§ **Task directions**: Gather up the lines that contain "color".

— BEGIN —

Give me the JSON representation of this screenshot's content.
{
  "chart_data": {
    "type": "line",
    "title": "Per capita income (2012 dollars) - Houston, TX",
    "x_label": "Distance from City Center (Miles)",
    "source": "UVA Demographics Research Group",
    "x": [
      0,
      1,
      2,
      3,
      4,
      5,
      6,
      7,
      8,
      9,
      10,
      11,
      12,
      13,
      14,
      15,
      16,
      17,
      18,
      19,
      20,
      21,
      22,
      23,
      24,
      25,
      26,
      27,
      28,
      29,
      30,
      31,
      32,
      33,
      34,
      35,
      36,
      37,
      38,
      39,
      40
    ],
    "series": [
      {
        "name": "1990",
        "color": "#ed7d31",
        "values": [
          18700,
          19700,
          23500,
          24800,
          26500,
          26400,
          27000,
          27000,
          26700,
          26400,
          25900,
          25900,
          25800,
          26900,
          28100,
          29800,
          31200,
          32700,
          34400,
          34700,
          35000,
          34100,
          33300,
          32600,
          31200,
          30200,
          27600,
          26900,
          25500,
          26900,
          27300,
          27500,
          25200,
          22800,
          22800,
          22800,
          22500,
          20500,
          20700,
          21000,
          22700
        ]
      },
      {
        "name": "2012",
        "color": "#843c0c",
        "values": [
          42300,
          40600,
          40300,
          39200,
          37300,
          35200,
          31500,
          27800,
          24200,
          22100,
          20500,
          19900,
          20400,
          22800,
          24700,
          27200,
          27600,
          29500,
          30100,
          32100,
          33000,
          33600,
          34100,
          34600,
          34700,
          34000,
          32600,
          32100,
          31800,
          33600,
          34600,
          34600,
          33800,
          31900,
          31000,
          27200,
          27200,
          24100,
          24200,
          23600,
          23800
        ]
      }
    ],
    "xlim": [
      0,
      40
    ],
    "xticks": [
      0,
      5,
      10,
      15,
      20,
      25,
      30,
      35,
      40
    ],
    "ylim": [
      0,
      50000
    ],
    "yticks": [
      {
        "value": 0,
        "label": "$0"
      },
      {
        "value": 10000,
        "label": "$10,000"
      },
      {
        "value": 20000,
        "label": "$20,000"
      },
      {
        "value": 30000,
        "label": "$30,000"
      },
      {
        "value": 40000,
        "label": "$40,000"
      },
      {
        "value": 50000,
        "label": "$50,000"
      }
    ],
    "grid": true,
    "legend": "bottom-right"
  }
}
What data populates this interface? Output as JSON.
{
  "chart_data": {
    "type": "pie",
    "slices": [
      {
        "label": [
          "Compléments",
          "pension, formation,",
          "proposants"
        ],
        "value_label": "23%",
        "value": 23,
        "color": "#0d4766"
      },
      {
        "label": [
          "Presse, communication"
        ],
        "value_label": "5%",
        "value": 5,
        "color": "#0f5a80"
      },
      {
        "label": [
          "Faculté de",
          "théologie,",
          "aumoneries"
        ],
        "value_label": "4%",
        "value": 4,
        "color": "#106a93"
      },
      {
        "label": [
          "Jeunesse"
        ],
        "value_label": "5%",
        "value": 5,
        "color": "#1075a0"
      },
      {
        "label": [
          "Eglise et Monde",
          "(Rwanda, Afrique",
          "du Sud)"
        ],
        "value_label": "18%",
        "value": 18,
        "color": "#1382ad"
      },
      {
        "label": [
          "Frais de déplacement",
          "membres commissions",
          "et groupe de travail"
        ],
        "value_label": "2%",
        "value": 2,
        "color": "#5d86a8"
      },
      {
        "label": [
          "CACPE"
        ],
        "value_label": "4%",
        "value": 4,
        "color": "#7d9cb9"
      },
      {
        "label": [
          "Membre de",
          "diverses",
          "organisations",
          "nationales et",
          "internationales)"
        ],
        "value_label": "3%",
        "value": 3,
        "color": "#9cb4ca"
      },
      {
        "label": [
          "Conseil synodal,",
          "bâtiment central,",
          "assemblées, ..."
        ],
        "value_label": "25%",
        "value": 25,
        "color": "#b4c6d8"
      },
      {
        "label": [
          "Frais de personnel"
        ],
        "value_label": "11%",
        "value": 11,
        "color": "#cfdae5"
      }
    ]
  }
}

— END —

§ **Exercise solution**:
        "color": "#ed7d31",
        "color": "#843c0c",
        "color": "#0d4766"
        "color": "#0f5a80"
        "color": "#106a93"
        "color": "#1075a0"
        "color": "#1382ad"
        "color": "#5d86a8"
        "color": "#7d9cb9"
        "color": "#9cb4ca"
        "color": "#b4c6d8"
        "color": "#cfdae5"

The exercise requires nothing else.